* _Task instructions_: The entries below are to be repeated exactly as they stand.

* _Stored data_:
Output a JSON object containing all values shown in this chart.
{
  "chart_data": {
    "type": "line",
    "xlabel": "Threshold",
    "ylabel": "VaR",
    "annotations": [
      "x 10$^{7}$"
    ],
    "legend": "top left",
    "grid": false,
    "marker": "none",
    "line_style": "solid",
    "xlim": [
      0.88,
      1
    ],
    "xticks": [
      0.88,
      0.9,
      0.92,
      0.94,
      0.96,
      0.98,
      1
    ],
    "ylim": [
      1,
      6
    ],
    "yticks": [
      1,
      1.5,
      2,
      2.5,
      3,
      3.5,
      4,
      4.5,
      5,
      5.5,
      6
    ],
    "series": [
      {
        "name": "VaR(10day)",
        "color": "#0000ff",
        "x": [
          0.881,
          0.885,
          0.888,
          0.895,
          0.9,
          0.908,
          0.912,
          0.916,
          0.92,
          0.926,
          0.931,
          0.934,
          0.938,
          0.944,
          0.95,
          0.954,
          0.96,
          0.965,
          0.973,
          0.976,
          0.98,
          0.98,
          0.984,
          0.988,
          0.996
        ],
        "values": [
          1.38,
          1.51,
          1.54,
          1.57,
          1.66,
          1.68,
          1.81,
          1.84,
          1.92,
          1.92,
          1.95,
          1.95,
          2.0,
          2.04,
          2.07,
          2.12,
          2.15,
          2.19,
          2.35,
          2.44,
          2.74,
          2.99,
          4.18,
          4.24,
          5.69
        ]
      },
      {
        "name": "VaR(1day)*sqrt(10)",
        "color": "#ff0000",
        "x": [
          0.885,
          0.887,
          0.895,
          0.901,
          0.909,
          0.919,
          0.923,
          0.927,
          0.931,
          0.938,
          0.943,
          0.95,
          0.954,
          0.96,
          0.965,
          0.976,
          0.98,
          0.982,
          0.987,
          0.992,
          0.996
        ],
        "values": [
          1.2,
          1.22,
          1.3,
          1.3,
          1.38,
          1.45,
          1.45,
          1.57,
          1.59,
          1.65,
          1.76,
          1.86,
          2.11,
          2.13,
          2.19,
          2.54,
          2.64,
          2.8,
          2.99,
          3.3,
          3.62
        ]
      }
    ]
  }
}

* _Task result_:
Output a JSON object containing all values shown in this chart.
{
  "chart_data": {
    "type": "line",
    "xlabel": "Threshold",
    "ylabel": "VaR",
    "annotations": [
      "x 10$^{7}$"
    ],
    "legend": "top left",
    "grid": false,
    "marker": "none",
    "line_style": "solid",
    "xlim": [
      0.88,
      1
    ],
    "xticks": [
      0.88,
      0.9,
      0.92,
      0.94,
      0.96,
      0.98,
      1
    ],
    "ylim": [
      1,
      6
    ],
    "yticks": [
      1,
      1.5,
      2,
      2.5,
      3,
      3.5,
      4,
      4.5,
      5,
      5.5,
      6
    ],
    "series": [
      {
        "name": "VaR(10day)",
        "color": "#0000ff",
        "x": [
          0.881,
          0.885,
          0.888,
          0.895,
          0.9,
          0.908,
          0.912,
          0.916,
          0.92,
          0.926,
          0.931,
          0.934,
          0.938,
          0.944,
          0.95,
          0.954,
          0.96,
          0.965,
          0.973,
          0.976,
          0.98,
          0.98,
          0.984,
          0.988,
          0.996
        ],
        "values": [
          1.38,
          1.51,
          1.54,
          1.57,
          1.66,
          1.68,
          1.81,
          1.84,
          1.92,
          1.92,
          1.95,
          1.95,
          2.0,
          2.04,
          2.07,
          2.12,
          2.15,
          2.19,
          2.35,
          2.44,
          2.74,
          2.99,
          4.18,
          4.24,
          5.69
        ]
      },
      {
        "name": "VaR(1day)*sqrt(10)",
        "color": "#ff0000",
        "x": [
          0.885,
          0.887,
          0.895,
          0.901,
          0.909,
          0.919,
          0.923,
          0.927,
          0.931,
          0.938,
          0.943,
          0.95,
          0.954,
          0.96,
          0.965,
          0.976,
          0.98,
          0.982,
          0.987,
          0.992,
          0.996
        ],
        "values": [
          1.2,
          1.22,
          1.3,
          1.3,
          1.38,
          1.45,
          1.45,
          1.57,
          1.59,
          1.65,
          1.76,
          1.86,
          2.11,
          2.13,
          2.19,
          2.54,
          2.64,
          2.8,
          2.99,
          3.3,
          3.62
        ]
      }
    ]
  }
}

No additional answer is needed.